DESCRIPTION OF THE TASK: Copy every line of the records below that holds the word "this".

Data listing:
>>>

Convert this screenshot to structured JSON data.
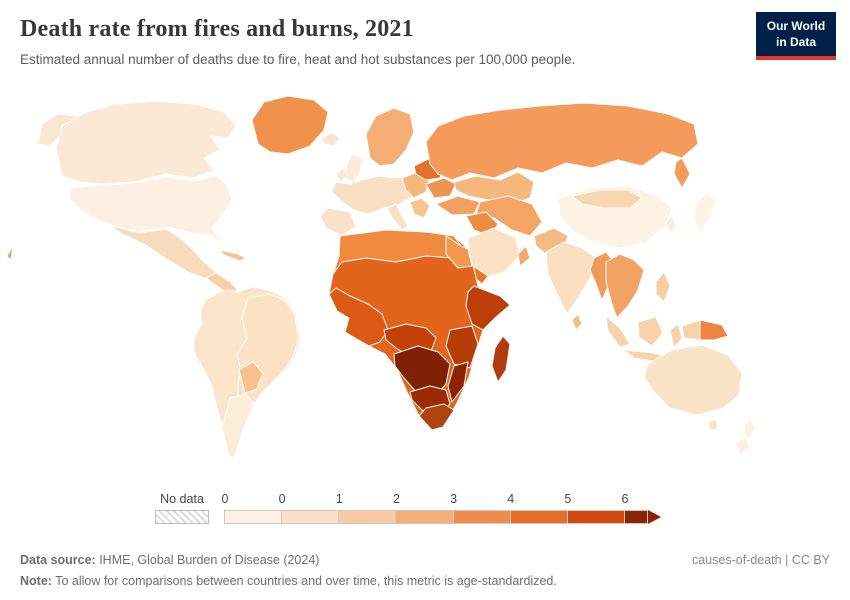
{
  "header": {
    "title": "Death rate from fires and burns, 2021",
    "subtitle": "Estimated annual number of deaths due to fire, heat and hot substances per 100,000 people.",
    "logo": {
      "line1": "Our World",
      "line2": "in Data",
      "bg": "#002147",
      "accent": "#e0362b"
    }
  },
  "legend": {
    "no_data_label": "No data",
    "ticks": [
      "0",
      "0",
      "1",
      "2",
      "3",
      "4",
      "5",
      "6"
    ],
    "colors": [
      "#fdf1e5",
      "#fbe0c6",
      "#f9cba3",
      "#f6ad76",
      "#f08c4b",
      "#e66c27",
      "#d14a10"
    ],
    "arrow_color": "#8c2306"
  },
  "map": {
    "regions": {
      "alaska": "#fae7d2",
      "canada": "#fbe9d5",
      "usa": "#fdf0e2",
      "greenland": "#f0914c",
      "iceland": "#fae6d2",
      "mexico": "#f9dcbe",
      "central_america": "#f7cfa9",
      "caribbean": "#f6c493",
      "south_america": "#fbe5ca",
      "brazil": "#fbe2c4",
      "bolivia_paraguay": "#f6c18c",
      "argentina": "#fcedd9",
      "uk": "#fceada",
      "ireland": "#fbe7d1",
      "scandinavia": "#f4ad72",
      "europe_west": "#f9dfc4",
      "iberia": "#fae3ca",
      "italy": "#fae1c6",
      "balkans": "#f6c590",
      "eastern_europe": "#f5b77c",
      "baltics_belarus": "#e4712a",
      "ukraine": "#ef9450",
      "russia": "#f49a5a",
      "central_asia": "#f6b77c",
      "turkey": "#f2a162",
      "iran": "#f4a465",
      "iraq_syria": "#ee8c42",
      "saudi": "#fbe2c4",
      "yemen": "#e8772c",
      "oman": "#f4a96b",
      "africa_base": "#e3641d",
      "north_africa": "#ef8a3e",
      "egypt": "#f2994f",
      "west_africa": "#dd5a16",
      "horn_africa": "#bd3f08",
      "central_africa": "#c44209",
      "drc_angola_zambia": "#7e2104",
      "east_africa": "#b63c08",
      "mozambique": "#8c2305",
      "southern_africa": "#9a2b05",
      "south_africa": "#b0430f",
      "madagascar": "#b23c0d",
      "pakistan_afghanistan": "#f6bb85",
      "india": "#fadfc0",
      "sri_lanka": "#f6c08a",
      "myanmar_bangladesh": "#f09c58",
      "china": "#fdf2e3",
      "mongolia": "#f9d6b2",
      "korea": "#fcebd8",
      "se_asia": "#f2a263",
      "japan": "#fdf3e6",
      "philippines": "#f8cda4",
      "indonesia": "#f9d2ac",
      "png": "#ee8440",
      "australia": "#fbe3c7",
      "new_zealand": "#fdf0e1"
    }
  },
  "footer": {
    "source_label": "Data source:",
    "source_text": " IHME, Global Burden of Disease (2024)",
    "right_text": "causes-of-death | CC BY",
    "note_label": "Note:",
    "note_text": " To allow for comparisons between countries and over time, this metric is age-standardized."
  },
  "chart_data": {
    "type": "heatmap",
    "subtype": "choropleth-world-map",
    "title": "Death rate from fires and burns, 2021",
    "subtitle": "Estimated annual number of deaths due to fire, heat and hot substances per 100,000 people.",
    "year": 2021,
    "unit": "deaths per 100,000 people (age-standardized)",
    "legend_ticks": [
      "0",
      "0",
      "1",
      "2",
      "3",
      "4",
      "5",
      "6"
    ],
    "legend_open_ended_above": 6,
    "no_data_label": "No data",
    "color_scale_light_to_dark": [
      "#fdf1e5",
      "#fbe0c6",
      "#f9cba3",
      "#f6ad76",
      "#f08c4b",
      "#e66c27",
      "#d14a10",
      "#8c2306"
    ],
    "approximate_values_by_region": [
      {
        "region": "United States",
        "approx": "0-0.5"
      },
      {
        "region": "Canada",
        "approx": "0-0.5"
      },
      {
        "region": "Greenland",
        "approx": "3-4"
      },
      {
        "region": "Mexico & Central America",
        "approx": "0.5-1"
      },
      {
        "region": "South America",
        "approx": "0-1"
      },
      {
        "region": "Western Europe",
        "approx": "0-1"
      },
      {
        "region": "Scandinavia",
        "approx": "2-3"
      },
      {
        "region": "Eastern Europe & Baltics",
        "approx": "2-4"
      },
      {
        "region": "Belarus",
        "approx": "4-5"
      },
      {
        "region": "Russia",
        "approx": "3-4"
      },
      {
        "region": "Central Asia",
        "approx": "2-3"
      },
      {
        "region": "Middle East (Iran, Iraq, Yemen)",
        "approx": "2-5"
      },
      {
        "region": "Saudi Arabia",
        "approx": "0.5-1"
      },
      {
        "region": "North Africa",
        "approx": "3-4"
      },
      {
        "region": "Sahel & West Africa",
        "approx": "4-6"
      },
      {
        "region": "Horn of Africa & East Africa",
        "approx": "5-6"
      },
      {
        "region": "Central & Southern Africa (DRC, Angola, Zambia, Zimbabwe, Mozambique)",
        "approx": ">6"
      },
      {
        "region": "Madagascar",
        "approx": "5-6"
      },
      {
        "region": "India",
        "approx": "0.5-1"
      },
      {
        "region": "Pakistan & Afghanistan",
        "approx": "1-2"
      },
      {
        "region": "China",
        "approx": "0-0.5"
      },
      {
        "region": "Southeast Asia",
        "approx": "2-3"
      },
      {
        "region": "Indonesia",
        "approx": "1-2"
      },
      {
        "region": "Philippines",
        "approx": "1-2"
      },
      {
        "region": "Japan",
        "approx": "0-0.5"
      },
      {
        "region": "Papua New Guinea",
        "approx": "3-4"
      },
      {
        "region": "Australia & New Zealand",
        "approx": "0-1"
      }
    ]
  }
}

<<<
>>>

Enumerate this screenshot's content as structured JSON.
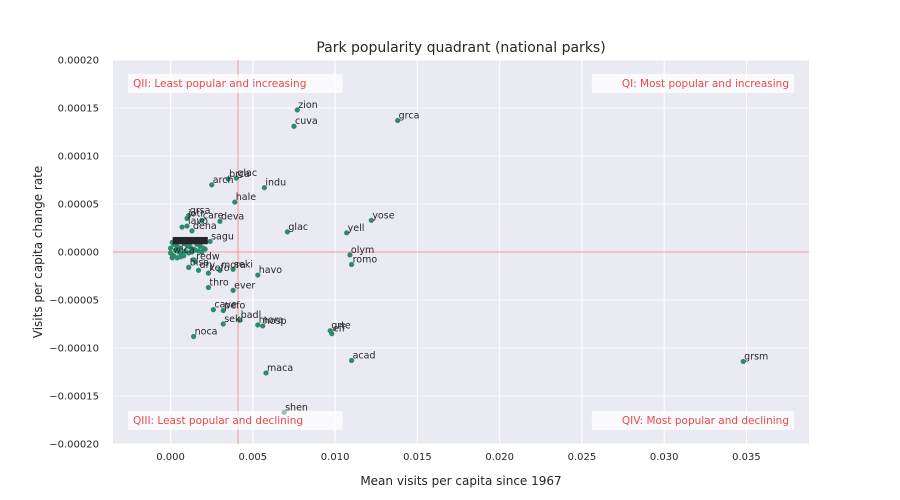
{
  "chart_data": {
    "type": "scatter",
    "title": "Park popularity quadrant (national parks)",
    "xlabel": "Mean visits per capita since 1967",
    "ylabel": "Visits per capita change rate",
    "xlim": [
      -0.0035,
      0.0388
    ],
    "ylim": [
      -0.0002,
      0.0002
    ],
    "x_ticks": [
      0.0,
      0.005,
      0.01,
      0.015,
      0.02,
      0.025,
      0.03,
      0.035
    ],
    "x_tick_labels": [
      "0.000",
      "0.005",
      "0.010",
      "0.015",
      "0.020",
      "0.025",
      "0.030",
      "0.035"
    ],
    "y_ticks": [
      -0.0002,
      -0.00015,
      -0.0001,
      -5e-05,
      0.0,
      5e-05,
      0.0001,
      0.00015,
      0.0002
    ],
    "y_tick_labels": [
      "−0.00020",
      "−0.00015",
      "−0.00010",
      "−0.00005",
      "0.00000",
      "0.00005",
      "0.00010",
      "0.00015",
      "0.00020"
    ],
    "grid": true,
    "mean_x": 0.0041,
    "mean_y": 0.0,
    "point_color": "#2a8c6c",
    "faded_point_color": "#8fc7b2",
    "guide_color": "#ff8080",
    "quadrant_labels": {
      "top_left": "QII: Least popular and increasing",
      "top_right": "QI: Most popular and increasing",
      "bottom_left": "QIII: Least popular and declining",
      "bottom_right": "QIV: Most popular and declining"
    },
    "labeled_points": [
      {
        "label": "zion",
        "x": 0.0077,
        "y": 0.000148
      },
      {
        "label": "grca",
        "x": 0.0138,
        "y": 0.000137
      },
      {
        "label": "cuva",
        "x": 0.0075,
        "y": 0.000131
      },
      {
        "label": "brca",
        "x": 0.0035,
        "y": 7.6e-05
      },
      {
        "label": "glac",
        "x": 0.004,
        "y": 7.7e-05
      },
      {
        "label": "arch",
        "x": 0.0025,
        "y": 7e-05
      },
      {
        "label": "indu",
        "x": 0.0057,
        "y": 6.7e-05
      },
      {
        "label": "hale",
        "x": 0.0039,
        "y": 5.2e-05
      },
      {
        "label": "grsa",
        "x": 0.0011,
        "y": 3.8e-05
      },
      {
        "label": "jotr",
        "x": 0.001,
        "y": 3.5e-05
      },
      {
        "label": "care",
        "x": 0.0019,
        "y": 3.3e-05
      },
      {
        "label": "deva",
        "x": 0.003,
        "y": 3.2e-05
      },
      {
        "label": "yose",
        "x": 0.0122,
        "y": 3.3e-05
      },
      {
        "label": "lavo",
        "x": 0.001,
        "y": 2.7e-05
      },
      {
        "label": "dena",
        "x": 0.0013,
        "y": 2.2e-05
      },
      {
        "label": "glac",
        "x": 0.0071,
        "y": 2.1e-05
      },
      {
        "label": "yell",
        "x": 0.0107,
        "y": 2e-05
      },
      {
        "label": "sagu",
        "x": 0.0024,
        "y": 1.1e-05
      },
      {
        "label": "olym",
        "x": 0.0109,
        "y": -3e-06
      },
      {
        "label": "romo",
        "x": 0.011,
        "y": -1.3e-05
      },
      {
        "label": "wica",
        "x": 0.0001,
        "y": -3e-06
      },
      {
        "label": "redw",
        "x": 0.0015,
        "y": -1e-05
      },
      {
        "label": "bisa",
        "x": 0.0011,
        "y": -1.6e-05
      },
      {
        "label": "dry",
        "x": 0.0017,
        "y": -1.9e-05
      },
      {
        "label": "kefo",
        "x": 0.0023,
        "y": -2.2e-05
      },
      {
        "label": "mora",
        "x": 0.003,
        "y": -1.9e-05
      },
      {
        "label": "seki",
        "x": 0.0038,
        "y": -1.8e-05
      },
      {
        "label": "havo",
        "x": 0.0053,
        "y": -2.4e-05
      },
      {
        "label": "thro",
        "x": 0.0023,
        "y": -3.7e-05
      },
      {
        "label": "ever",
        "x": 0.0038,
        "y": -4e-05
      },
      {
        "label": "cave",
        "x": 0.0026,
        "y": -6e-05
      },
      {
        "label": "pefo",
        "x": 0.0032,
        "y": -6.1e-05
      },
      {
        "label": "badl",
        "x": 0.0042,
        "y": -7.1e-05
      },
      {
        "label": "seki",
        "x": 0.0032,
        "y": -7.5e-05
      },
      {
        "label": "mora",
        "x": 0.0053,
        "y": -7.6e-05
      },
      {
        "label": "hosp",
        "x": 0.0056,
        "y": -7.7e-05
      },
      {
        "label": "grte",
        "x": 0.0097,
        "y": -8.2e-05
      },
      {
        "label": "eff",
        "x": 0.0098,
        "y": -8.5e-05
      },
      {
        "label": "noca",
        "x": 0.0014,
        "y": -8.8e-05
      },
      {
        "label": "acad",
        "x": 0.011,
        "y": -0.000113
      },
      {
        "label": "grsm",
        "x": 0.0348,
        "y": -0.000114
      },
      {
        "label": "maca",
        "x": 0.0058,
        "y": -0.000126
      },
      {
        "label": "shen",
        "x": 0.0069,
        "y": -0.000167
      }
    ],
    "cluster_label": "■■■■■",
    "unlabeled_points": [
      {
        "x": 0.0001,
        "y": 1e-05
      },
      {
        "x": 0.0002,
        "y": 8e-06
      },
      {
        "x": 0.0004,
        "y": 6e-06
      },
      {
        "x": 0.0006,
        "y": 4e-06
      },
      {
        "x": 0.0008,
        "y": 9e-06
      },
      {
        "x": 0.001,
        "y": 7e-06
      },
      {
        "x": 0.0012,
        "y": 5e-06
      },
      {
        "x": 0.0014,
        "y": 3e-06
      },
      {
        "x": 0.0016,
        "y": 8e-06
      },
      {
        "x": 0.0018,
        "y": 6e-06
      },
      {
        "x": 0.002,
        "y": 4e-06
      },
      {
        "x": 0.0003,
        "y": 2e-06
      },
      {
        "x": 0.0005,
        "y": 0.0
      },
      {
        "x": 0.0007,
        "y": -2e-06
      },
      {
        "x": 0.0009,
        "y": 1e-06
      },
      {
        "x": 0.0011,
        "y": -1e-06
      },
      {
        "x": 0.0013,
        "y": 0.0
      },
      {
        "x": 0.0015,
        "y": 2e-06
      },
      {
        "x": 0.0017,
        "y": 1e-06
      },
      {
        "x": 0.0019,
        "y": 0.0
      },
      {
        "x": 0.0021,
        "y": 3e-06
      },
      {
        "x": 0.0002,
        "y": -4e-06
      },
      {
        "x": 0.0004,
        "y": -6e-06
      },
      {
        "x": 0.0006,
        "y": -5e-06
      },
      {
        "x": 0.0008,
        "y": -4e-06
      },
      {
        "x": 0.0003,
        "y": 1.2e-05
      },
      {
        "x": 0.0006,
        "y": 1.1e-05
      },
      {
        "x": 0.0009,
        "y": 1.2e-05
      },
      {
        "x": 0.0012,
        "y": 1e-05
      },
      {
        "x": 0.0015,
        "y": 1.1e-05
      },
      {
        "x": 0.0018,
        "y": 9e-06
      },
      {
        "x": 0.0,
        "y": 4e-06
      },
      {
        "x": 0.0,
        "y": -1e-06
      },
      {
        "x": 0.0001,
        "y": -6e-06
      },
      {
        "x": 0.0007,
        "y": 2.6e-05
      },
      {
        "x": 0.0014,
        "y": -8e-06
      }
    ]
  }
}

<<<

IN RESPONSE:
Convert this screenshot to structured JSON data.
    "note_text": " To allow for comparisons between countries and over time, this metric is age-standardized."
Enumerate this screenshot's content as structured JSON.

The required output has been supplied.